• **Task**:
Take down each entry exactly as written.

• **Available data**:
+-------+

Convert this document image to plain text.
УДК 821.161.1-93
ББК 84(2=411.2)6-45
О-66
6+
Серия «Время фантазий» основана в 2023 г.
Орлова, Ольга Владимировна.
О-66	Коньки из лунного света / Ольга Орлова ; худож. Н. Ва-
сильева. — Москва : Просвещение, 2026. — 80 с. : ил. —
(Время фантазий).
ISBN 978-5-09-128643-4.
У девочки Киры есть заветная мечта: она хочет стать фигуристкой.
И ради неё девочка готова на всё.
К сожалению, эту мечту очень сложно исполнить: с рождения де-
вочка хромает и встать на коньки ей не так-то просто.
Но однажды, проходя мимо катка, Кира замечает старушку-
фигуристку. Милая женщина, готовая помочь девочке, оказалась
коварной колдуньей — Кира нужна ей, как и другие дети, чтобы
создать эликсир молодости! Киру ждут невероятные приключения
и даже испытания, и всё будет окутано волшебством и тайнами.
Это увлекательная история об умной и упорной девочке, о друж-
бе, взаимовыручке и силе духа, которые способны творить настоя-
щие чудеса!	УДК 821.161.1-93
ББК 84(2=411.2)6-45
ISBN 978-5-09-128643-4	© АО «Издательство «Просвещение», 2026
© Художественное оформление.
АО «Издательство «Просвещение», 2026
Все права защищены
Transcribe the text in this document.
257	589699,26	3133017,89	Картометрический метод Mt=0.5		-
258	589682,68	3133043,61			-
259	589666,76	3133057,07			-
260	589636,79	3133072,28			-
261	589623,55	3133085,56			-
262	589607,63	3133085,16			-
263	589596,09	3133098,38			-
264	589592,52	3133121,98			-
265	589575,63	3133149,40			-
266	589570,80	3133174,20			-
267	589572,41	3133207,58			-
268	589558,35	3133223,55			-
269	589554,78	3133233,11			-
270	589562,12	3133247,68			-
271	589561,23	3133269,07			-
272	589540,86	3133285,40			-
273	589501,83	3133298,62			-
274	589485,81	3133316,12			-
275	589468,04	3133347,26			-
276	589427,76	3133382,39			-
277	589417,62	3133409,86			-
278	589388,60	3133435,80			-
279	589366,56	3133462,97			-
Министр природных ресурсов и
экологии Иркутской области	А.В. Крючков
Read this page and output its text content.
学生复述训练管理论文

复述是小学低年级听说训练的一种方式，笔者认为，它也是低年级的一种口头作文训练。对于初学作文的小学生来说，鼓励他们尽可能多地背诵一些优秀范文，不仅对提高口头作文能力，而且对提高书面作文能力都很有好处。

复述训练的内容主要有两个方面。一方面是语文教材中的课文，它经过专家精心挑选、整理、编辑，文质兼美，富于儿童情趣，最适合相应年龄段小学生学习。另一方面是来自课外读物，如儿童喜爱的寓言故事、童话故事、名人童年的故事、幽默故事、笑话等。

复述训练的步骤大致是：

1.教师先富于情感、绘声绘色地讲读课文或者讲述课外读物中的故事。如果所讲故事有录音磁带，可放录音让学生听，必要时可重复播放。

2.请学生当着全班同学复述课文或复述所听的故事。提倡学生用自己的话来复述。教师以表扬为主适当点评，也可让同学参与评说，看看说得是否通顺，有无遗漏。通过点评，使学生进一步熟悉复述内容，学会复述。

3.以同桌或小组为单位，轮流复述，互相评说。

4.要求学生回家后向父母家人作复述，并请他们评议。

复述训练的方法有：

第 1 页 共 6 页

+-------+

• **Response to the task**:
Convert this document image to plain text.
УДК 821.161.1-93
ББК 84(2=411.2)6-45
О-66
6+
Серия «Время фантазий» основана в 2023 г.
Орлова, Ольга Владимировна.
О-66	Коньки из лунного света / Ольга Орлова ; худож. Н. Ва-
сильева. — Москва : Просвещение, 2026. — 80 с. : ил. —
(Время фантазий).
ISBN 978-5-09-128643-4.
У девочки Киры есть заветная мечта: она хочет стать фигуристкой.
И ради неё девочка готова на всё.
К сожалению, эту мечту очень сложно исполнить: с рождения де-
вочка хромает и встать на коньки ей не так-то просто.
Но однажды, проходя мимо катка, Кира замечает старушку-
фигуристку. Милая женщина, готовая помочь девочке, оказалась
коварной колдуньей — Кира нужна ей, как и другие дети, чтобы
создать эликсир молодости! Киру ждут невероятные приключения
и даже испытания, и всё будет окутано волшебством и тайнами.
Это увлекательная история об умной и упорной девочке, о друж-
бе, взаимовыручке и силе духа, которые способны творить настоя-
щие чудеса!	УДК 821.161.1-93
ББК 84(2=411.2)6-45
ISBN 978-5-09-128643-4	© АО «Издательство «Просвещение», 2026
© Художественное оформление.
АО «Издательство «Просвещение», 2026
Все права защищены
Transcribe the text in this document.
257	589699,26	3133017,89	Картометрический метод Mt=0.5		-
258	589682,68	3133043,61			-
259	589666,76	3133057,07			-
260	589636,79	3133072,28			-
261	589623,55	3133085,56			-
262	589607,63	3133085,16			-
263	589596,09	3133098,38			-
264	589592,52	3133121,98			-
265	589575,63	3133149,40			-
266	589570,80	3133174,20			-
267	589572,41	3133207,58			-
268	589558,35	3133223,55			-
269	589554,78	3133233,11			-
270	589562,12	3133247,68			-
271	589561,23	3133269,07			-
272	589540,86	3133285,40			-
273	589501,83	3133298,62			-
274	589485,81	3133316,12			-
275	589468,04	3133347,26			-
276	589427,76	3133382,39			-
277	589417,62	3133409,86			-
278	589388,60	3133435,80			-
279	589366,56	3133462,97			-
Министр природных ресурсов и
экологии Иркутской области	А.В. Крючков
Read this page and output its text content.
学生复述训练管理论文

复述是小学低年级听说训练的一种方式，笔者认为，它也是低年级的一种口头作文训练。对于初学作文的小学生来说，鼓励他们尽可能多地背诵一些优秀范文，不仅对提高口头作文能力，而且对提高书面作文能力都很有好处。

复述训练的内容主要有两个方面。一方面是语文教材中的课文，它经过专家精心挑选、整理、编辑，文质兼美，富于儿童情趣，最适合相应年龄段小学生学习。另一方面是来自课外读物，如儿童喜爱的寓言故事、童话故事、名人童年的故事、幽默故事、笑话等。

复述训练的步骤大致是：

1.教师先富于情感、绘声绘色地讲读课文或者讲述课外读物中的故事。如果所讲故事有录音磁带，可放录音让学生听，必要时可重复播放。

2.请学生当着全班同学复述课文或复述所听的故事。提倡学生用自己的话来复述。教师以表扬为主适当点评，也可让同学参与评说，看看说得是否通顺，有无遗漏。通过点评，使学生进一步熟悉复述内容，学会复述。

3.以同桌或小组为单位，轮流复述，互相评说。

4.要求学生回家后向父母家人作复述，并请他们评议。

复述训练的方法有：

第 1 页 共 6 页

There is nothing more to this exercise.